Available records:
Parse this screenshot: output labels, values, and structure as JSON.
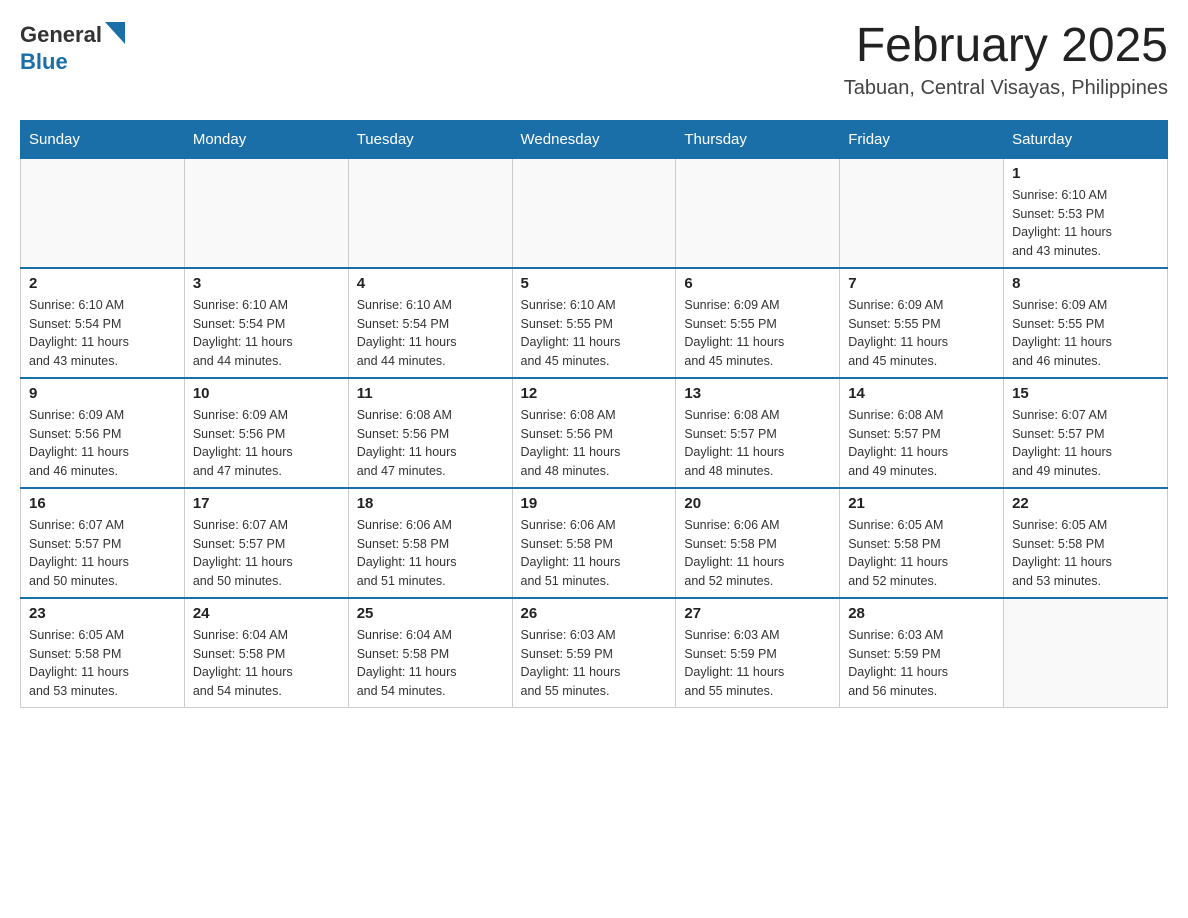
{
  "logo": {
    "general": "General",
    "blue": "Blue"
  },
  "header": {
    "title": "February 2025",
    "subtitle": "Tabuan, Central Visayas, Philippines"
  },
  "weekdays": [
    "Sunday",
    "Monday",
    "Tuesday",
    "Wednesday",
    "Thursday",
    "Friday",
    "Saturday"
  ],
  "weeks": [
    [
      {
        "day": "",
        "info": ""
      },
      {
        "day": "",
        "info": ""
      },
      {
        "day": "",
        "info": ""
      },
      {
        "day": "",
        "info": ""
      },
      {
        "day": "",
        "info": ""
      },
      {
        "day": "",
        "info": ""
      },
      {
        "day": "1",
        "info": "Sunrise: 6:10 AM\nSunset: 5:53 PM\nDaylight: 11 hours\nand 43 minutes."
      }
    ],
    [
      {
        "day": "2",
        "info": "Sunrise: 6:10 AM\nSunset: 5:54 PM\nDaylight: 11 hours\nand 43 minutes."
      },
      {
        "day": "3",
        "info": "Sunrise: 6:10 AM\nSunset: 5:54 PM\nDaylight: 11 hours\nand 44 minutes."
      },
      {
        "day": "4",
        "info": "Sunrise: 6:10 AM\nSunset: 5:54 PM\nDaylight: 11 hours\nand 44 minutes."
      },
      {
        "day": "5",
        "info": "Sunrise: 6:10 AM\nSunset: 5:55 PM\nDaylight: 11 hours\nand 45 minutes."
      },
      {
        "day": "6",
        "info": "Sunrise: 6:09 AM\nSunset: 5:55 PM\nDaylight: 11 hours\nand 45 minutes."
      },
      {
        "day": "7",
        "info": "Sunrise: 6:09 AM\nSunset: 5:55 PM\nDaylight: 11 hours\nand 45 minutes."
      },
      {
        "day": "8",
        "info": "Sunrise: 6:09 AM\nSunset: 5:55 PM\nDaylight: 11 hours\nand 46 minutes."
      }
    ],
    [
      {
        "day": "9",
        "info": "Sunrise: 6:09 AM\nSunset: 5:56 PM\nDaylight: 11 hours\nand 46 minutes."
      },
      {
        "day": "10",
        "info": "Sunrise: 6:09 AM\nSunset: 5:56 PM\nDaylight: 11 hours\nand 47 minutes."
      },
      {
        "day": "11",
        "info": "Sunrise: 6:08 AM\nSunset: 5:56 PM\nDaylight: 11 hours\nand 47 minutes."
      },
      {
        "day": "12",
        "info": "Sunrise: 6:08 AM\nSunset: 5:56 PM\nDaylight: 11 hours\nand 48 minutes."
      },
      {
        "day": "13",
        "info": "Sunrise: 6:08 AM\nSunset: 5:57 PM\nDaylight: 11 hours\nand 48 minutes."
      },
      {
        "day": "14",
        "info": "Sunrise: 6:08 AM\nSunset: 5:57 PM\nDaylight: 11 hours\nand 49 minutes."
      },
      {
        "day": "15",
        "info": "Sunrise: 6:07 AM\nSunset: 5:57 PM\nDaylight: 11 hours\nand 49 minutes."
      }
    ],
    [
      {
        "day": "16",
        "info": "Sunrise: 6:07 AM\nSunset: 5:57 PM\nDaylight: 11 hours\nand 50 minutes."
      },
      {
        "day": "17",
        "info": "Sunrise: 6:07 AM\nSunset: 5:57 PM\nDaylight: 11 hours\nand 50 minutes."
      },
      {
        "day": "18",
        "info": "Sunrise: 6:06 AM\nSunset: 5:58 PM\nDaylight: 11 hours\nand 51 minutes."
      },
      {
        "day": "19",
        "info": "Sunrise: 6:06 AM\nSunset: 5:58 PM\nDaylight: 11 hours\nand 51 minutes."
      },
      {
        "day": "20",
        "info": "Sunrise: 6:06 AM\nSunset: 5:58 PM\nDaylight: 11 hours\nand 52 minutes."
      },
      {
        "day": "21",
        "info": "Sunrise: 6:05 AM\nSunset: 5:58 PM\nDaylight: 11 hours\nand 52 minutes."
      },
      {
        "day": "22",
        "info": "Sunrise: 6:05 AM\nSunset: 5:58 PM\nDaylight: 11 hours\nand 53 minutes."
      }
    ],
    [
      {
        "day": "23",
        "info": "Sunrise: 6:05 AM\nSunset: 5:58 PM\nDaylight: 11 hours\nand 53 minutes."
      },
      {
        "day": "24",
        "info": "Sunrise: 6:04 AM\nSunset: 5:58 PM\nDaylight: 11 hours\nand 54 minutes."
      },
      {
        "day": "25",
        "info": "Sunrise: 6:04 AM\nSunset: 5:58 PM\nDaylight: 11 hours\nand 54 minutes."
      },
      {
        "day": "26",
        "info": "Sunrise: 6:03 AM\nSunset: 5:59 PM\nDaylight: 11 hours\nand 55 minutes."
      },
      {
        "day": "27",
        "info": "Sunrise: 6:03 AM\nSunset: 5:59 PM\nDaylight: 11 hours\nand 55 minutes."
      },
      {
        "day": "28",
        "info": "Sunrise: 6:03 AM\nSunset: 5:59 PM\nDaylight: 11 hours\nand 56 minutes."
      },
      {
        "day": "",
        "info": ""
      }
    ]
  ]
}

Work to be completed:
Your job is to transcribe the entries above exactly; skip the pictures.

Solution to this task:
Parse this screenshot: output labels, values, and structure as JSON.
{
  "logo": {
    "general": "General",
    "blue": "Blue"
  },
  "header": {
    "title": "February 2025",
    "subtitle": "Tabuan, Central Visayas, Philippines"
  },
  "weekdays": [
    "Sunday",
    "Monday",
    "Tuesday",
    "Wednesday",
    "Thursday",
    "Friday",
    "Saturday"
  ],
  "weeks": [
    [
      {
        "day": "",
        "info": ""
      },
      {
        "day": "",
        "info": ""
      },
      {
        "day": "",
        "info": ""
      },
      {
        "day": "",
        "info": ""
      },
      {
        "day": "",
        "info": ""
      },
      {
        "day": "",
        "info": ""
      },
      {
        "day": "1",
        "info": "Sunrise: 6:10 AM\nSunset: 5:53 PM\nDaylight: 11 hours\nand 43 minutes."
      }
    ],
    [
      {
        "day": "2",
        "info": "Sunrise: 6:10 AM\nSunset: 5:54 PM\nDaylight: 11 hours\nand 43 minutes."
      },
      {
        "day": "3",
        "info": "Sunrise: 6:10 AM\nSunset: 5:54 PM\nDaylight: 11 hours\nand 44 minutes."
      },
      {
        "day": "4",
        "info": "Sunrise: 6:10 AM\nSunset: 5:54 PM\nDaylight: 11 hours\nand 44 minutes."
      },
      {
        "day": "5",
        "info": "Sunrise: 6:10 AM\nSunset: 5:55 PM\nDaylight: 11 hours\nand 45 minutes."
      },
      {
        "day": "6",
        "info": "Sunrise: 6:09 AM\nSunset: 5:55 PM\nDaylight: 11 hours\nand 45 minutes."
      },
      {
        "day": "7",
        "info": "Sunrise: 6:09 AM\nSunset: 5:55 PM\nDaylight: 11 hours\nand 45 minutes."
      },
      {
        "day": "8",
        "info": "Sunrise: 6:09 AM\nSunset: 5:55 PM\nDaylight: 11 hours\nand 46 minutes."
      }
    ],
    [
      {
        "day": "9",
        "info": "Sunrise: 6:09 AM\nSunset: 5:56 PM\nDaylight: 11 hours\nand 46 minutes."
      },
      {
        "day": "10",
        "info": "Sunrise: 6:09 AM\nSunset: 5:56 PM\nDaylight: 11 hours\nand 47 minutes."
      },
      {
        "day": "11",
        "info": "Sunrise: 6:08 AM\nSunset: 5:56 PM\nDaylight: 11 hours\nand 47 minutes."
      },
      {
        "day": "12",
        "info": "Sunrise: 6:08 AM\nSunset: 5:56 PM\nDaylight: 11 hours\nand 48 minutes."
      },
      {
        "day": "13",
        "info": "Sunrise: 6:08 AM\nSunset: 5:57 PM\nDaylight: 11 hours\nand 48 minutes."
      },
      {
        "day": "14",
        "info": "Sunrise: 6:08 AM\nSunset: 5:57 PM\nDaylight: 11 hours\nand 49 minutes."
      },
      {
        "day": "15",
        "info": "Sunrise: 6:07 AM\nSunset: 5:57 PM\nDaylight: 11 hours\nand 49 minutes."
      }
    ],
    [
      {
        "day": "16",
        "info": "Sunrise: 6:07 AM\nSunset: 5:57 PM\nDaylight: 11 hours\nand 50 minutes."
      },
      {
        "day": "17",
        "info": "Sunrise: 6:07 AM\nSunset: 5:57 PM\nDaylight: 11 hours\nand 50 minutes."
      },
      {
        "day": "18",
        "info": "Sunrise: 6:06 AM\nSunset: 5:58 PM\nDaylight: 11 hours\nand 51 minutes."
      },
      {
        "day": "19",
        "info": "Sunrise: 6:06 AM\nSunset: 5:58 PM\nDaylight: 11 hours\nand 51 minutes."
      },
      {
        "day": "20",
        "info": "Sunrise: 6:06 AM\nSunset: 5:58 PM\nDaylight: 11 hours\nand 52 minutes."
      },
      {
        "day": "21",
        "info": "Sunrise: 6:05 AM\nSunset: 5:58 PM\nDaylight: 11 hours\nand 52 minutes."
      },
      {
        "day": "22",
        "info": "Sunrise: 6:05 AM\nSunset: 5:58 PM\nDaylight: 11 hours\nand 53 minutes."
      }
    ],
    [
      {
        "day": "23",
        "info": "Sunrise: 6:05 AM\nSunset: 5:58 PM\nDaylight: 11 hours\nand 53 minutes."
      },
      {
        "day": "24",
        "info": "Sunrise: 6:04 AM\nSunset: 5:58 PM\nDaylight: 11 hours\nand 54 minutes."
      },
      {
        "day": "25",
        "info": "Sunrise: 6:04 AM\nSunset: 5:58 PM\nDaylight: 11 hours\nand 54 minutes."
      },
      {
        "day": "26",
        "info": "Sunrise: 6:03 AM\nSunset: 5:59 PM\nDaylight: 11 hours\nand 55 minutes."
      },
      {
        "day": "27",
        "info": "Sunrise: 6:03 AM\nSunset: 5:59 PM\nDaylight: 11 hours\nand 55 minutes."
      },
      {
        "day": "28",
        "info": "Sunrise: 6:03 AM\nSunset: 5:59 PM\nDaylight: 11 hours\nand 56 minutes."
      },
      {
        "day": "",
        "info": ""
      }
    ]
  ]
}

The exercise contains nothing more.